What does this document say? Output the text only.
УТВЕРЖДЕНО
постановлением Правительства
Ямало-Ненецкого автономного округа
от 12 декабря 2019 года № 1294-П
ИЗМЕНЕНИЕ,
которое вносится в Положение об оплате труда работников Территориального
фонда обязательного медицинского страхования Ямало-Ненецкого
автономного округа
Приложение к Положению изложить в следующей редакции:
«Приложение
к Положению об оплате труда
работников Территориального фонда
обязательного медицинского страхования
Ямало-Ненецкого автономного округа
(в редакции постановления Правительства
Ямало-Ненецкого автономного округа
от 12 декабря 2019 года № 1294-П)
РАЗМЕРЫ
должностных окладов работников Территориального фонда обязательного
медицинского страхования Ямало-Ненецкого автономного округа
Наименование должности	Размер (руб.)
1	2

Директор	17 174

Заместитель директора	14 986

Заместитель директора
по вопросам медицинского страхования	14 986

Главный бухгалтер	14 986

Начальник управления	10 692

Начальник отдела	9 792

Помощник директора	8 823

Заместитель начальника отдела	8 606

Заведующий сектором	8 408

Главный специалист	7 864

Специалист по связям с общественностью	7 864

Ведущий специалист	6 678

DIRECTION:
Copy all of the material word for word.

FULL RESPONSE:
What does this document say? Output the text only.
УТВЕРЖДЕНО
постановлением Правительства
Ямало-Ненецкого автономного округа
от 12 декабря 2019 года № 1294-П
ИЗМЕНЕНИЕ,
которое вносится в Положение об оплате труда работников Территориального
фонда обязательного медицинского страхования Ямало-Ненецкого
автономного округа
Приложение к Положению изложить в следующей редакции:
«Приложение
к Положению об оплате труда
работников Территориального фонда
обязательного медицинского страхования
Ямало-Ненецкого автономного округа
(в редакции постановления Правительства
Ямало-Ненецкого автономного округа
от 12 декабря 2019 года № 1294-П)
РАЗМЕРЫ
должностных окладов работников Территориального фонда обязательного
медицинского страхования Ямало-Ненецкого автономного округа
Наименование должности	Размер (руб.)
1	2

Директор	17 174

Заместитель директора	14 986

Заместитель директора
по вопросам медицинского страхования	14 986

Главный бухгалтер	14 986

Начальник управления	10 692

Начальник отдела	9 792

Помощник директора	8 823

Заместитель начальника отдела	8 606

Заведующий сектором	8 408

Главный специалист	7 864

Специалист по связям с общественностью	7 864

Ведущий специалист	6 678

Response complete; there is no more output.